TASK INPUT:
____

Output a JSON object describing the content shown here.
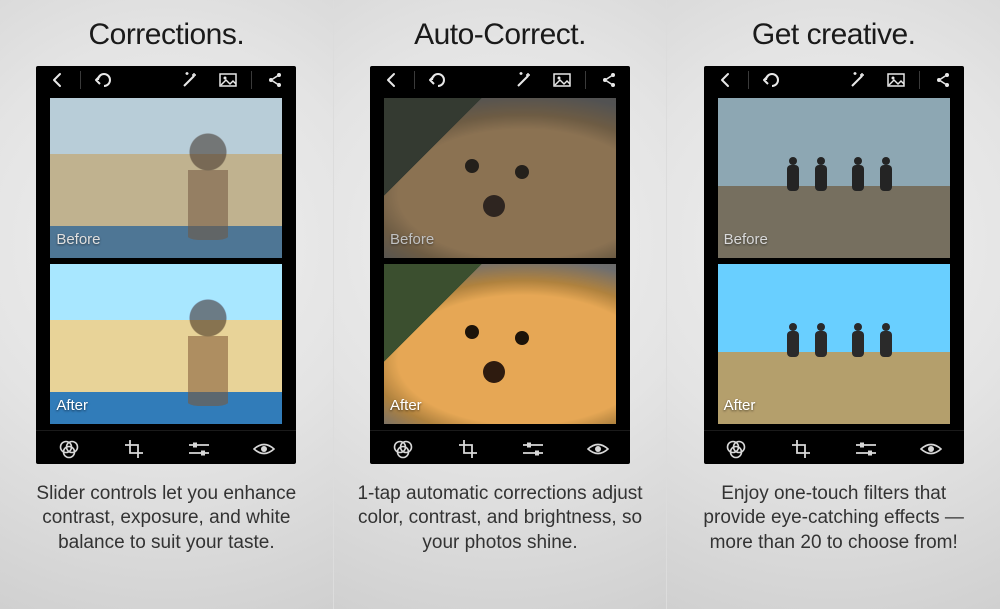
{
  "panels": [
    {
      "headline": "Corrections.",
      "before_label": "Before",
      "after_label": "After",
      "caption": "Slider controls let you enhance contrast, exposure, and white balance to suit your taste.",
      "before_class": "beach-before",
      "after_class": "beach-after"
    },
    {
      "headline": "Auto-Correct.",
      "before_label": "Before",
      "after_label": "After",
      "caption": "1-tap automatic corrections adjust color, contrast, and brightness, so your photos shine.",
      "before_class": "dog-before",
      "after_class": "dog-after"
    },
    {
      "headline": "Get creative.",
      "before_label": "Before",
      "after_label": "After",
      "caption": "Enjoy one-touch filters that provide eye-catching effects — more than 20 to choose from!",
      "before_class": "kids-before",
      "after_class": "kids-after"
    }
  ],
  "toolbar_icons": [
    "back",
    "undo",
    "magic-wand",
    "image",
    "share"
  ],
  "bottom_icons": [
    "filters",
    "crop",
    "sliders",
    "redeye"
  ]
}
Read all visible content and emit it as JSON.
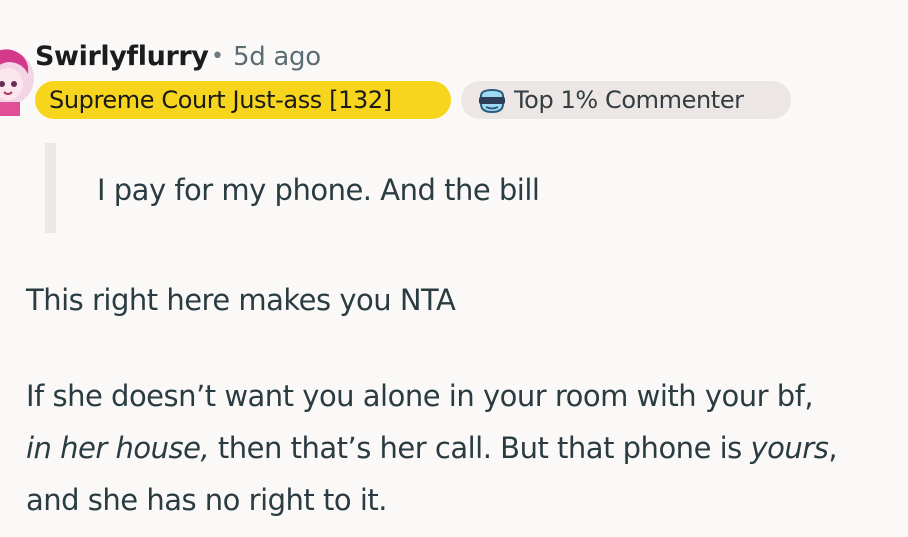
{
  "comment": {
    "author": "Swirlyflurry",
    "separator": "•",
    "timestamp": "5d ago",
    "flair": "Supreme Court Just-ass [132]",
    "badge": {
      "label": "Top 1% Commenter",
      "icon": "sunglasses-icon"
    },
    "quote": "I pay for my phone. And the bill",
    "paragraph1": "This right here makes you NTA",
    "paragraph2": {
      "line1": "If she doesn’t want you alone in your room with your bf,",
      "line2_italic": "in her house,",
      "line2_mid": " then that’s her call. But that phone is ",
      "line2_italic_end": "yours",
      "line2_end": ",",
      "line3": "and she has no right to it."
    }
  },
  "colors": {
    "background": "#fbf9f8",
    "flair_yellow": "#f7d51d",
    "badge_grey": "#ece7e5",
    "text": "#2a3c42",
    "quote_bar": "#ece8e6"
  }
}
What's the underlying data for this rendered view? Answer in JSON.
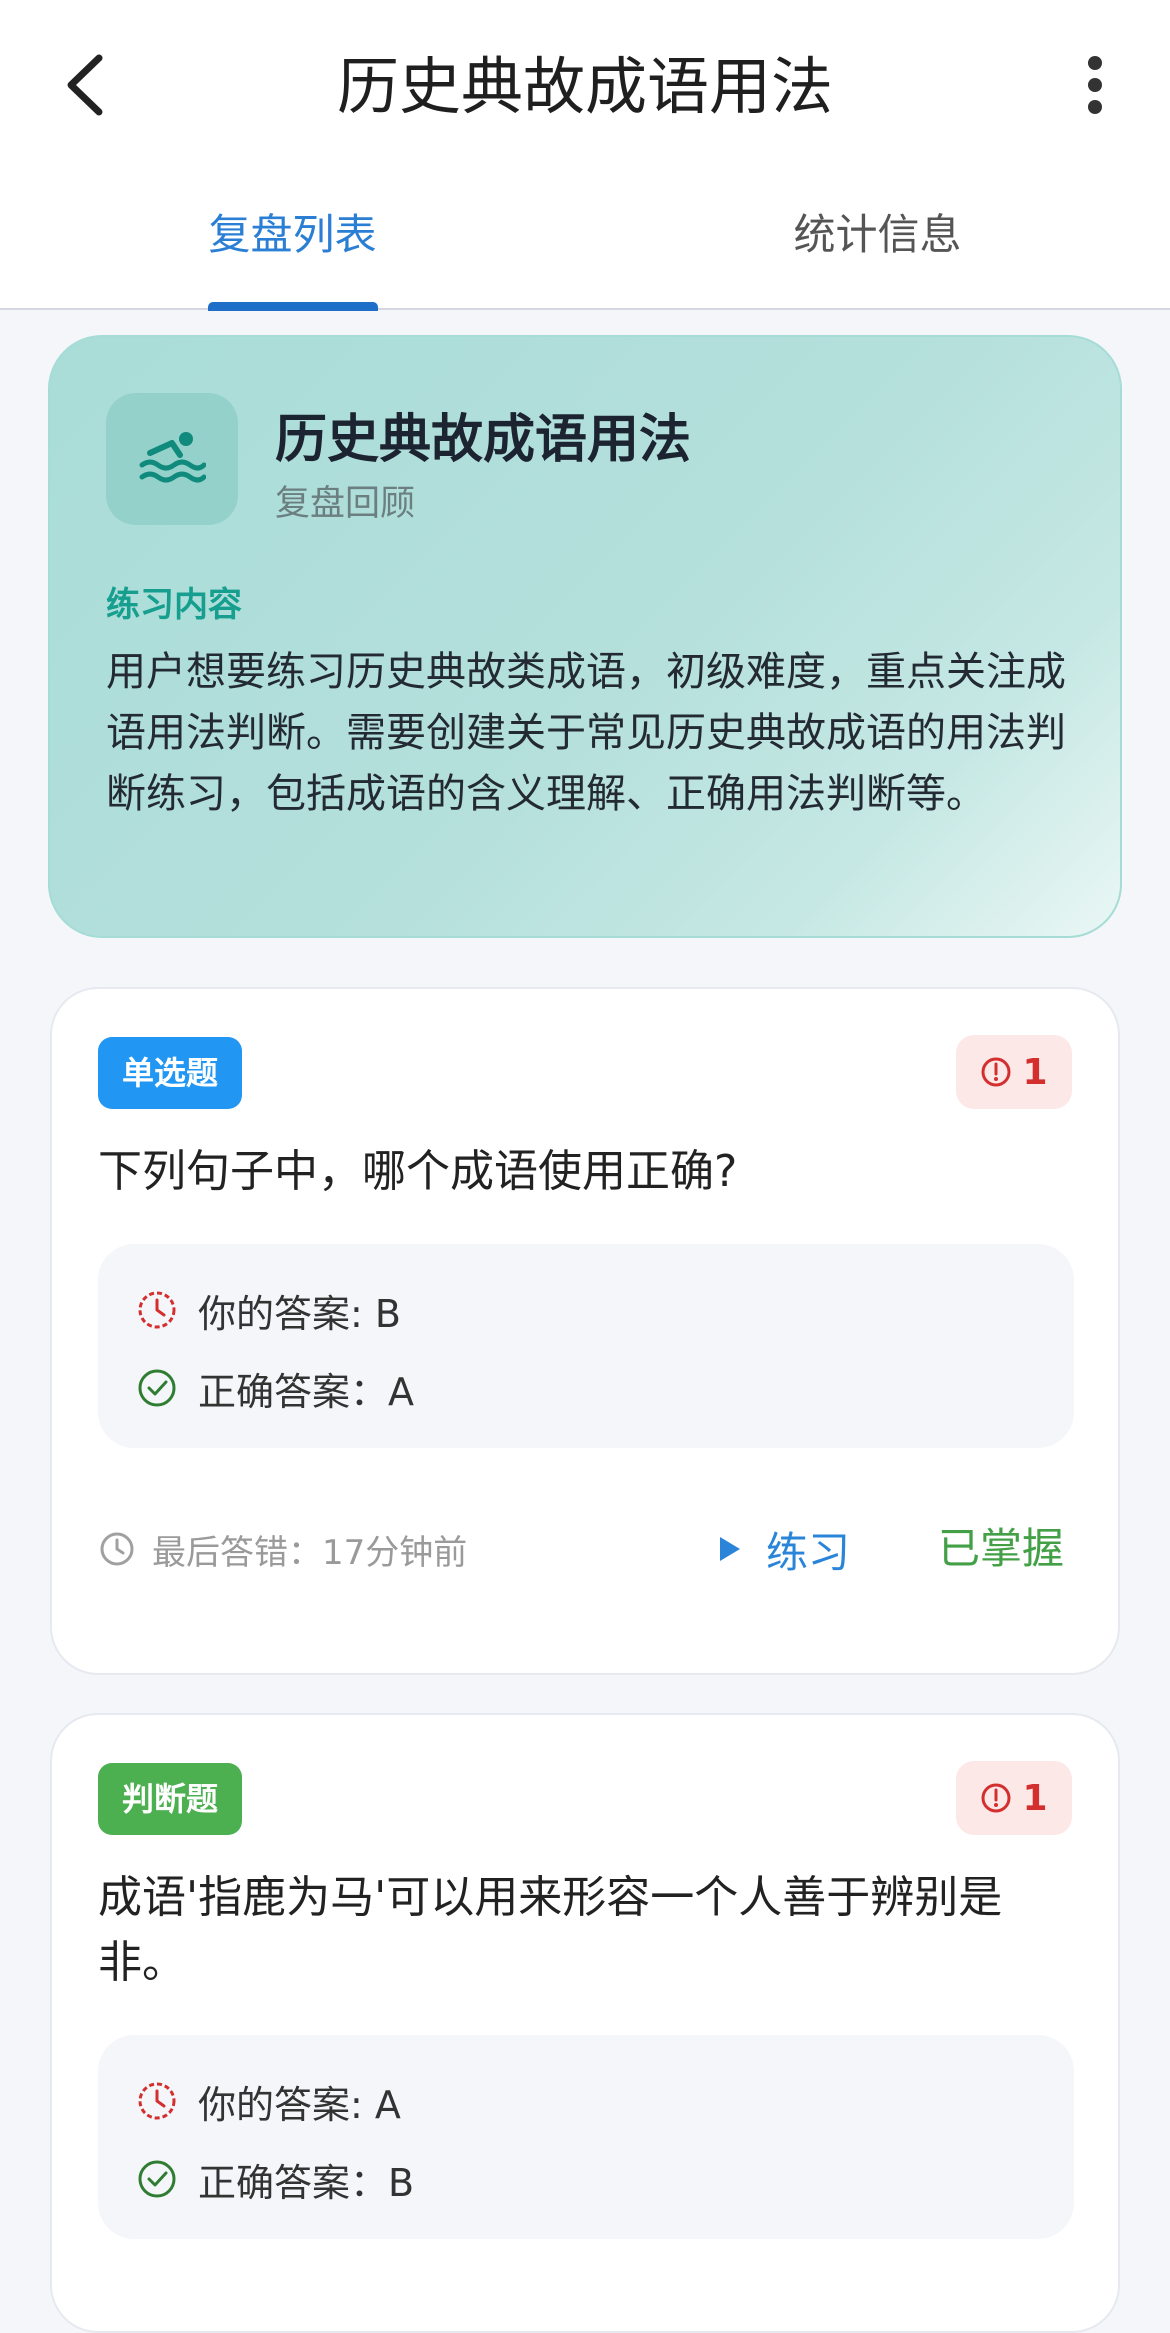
{
  "header": {
    "title": "历史典故成语用法",
    "back_icon": "chevron-left-icon",
    "more_icon": "more-vertical-icon"
  },
  "tabs": [
    {
      "label": "复盘列表",
      "active": true
    },
    {
      "label": "统计信息",
      "active": false
    }
  ],
  "summary": {
    "icon": "swimming-icon",
    "title": "历史典故成语用法",
    "subtitle": "复盘回顾",
    "section_label": "练习内容",
    "description": "用户想要练习历史典故类成语，初级难度，重点关注成语用法判断。需要创建关于常见历史典故成语的用法判断练习，包括成语的含义理解、正确用法判断等。"
  },
  "questions": [
    {
      "type": "单选题",
      "error_count": "1",
      "text": "下列句子中，哪个成语使用正确?",
      "your_answer": "你的答案: B",
      "correct_answer": "正确答案：A",
      "last_wrong": "最后答错：17分钟前",
      "practice_label": "练习",
      "mastered_label": "已掌握"
    },
    {
      "type": "判断题",
      "error_count": "1",
      "text": "成语'指鹿为马'可以用来形容一个人善于辨别是非。",
      "your_answer": "你的答案: A",
      "correct_answer": "正确答案：B"
    }
  ],
  "colors": {
    "accent_blue": "#2196f3",
    "accent_green": "#4caf50",
    "error_red": "#d32f2f",
    "teal": "#169e8e"
  }
}
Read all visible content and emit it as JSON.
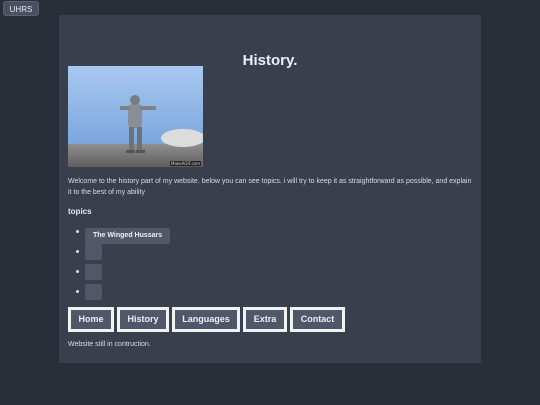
{
  "corner_button": {
    "label": "UHRS"
  },
  "page": {
    "title": "History.",
    "image": {
      "watermark": "MakeAGIF.com"
    },
    "intro": "Welcome to the history part of my website. below you can see topics. i will try to keep it as straightforward as possible, and explain it to the best of my ability",
    "topics_heading": "topics",
    "topics": [
      {
        "label": "The Winged Hussars"
      },
      {
        "label": ""
      },
      {
        "label": ""
      },
      {
        "label": ""
      }
    ],
    "nav": [
      {
        "label": "Home"
      },
      {
        "label": "History"
      },
      {
        "label": "Languages"
      },
      {
        "label": "Extra"
      },
      {
        "label": "Contact"
      }
    ],
    "footer": "Website still in contruction."
  },
  "colors": {
    "background": "#2a2e39",
    "panel": "#3a3f4e",
    "button": "#505768",
    "button_border": "#f2f2f2"
  }
}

____

WORK TO BE COMPLETED:
Report each line in the preceding entries that holds the string "JSON".

FULL ANSWER:
Output a JSON object describing the content shown here.
Read all visible content and emit it as JSON.
What's the underlying data for this rendered view? Answer in JSON.
Read all visible content and emit it as JSON.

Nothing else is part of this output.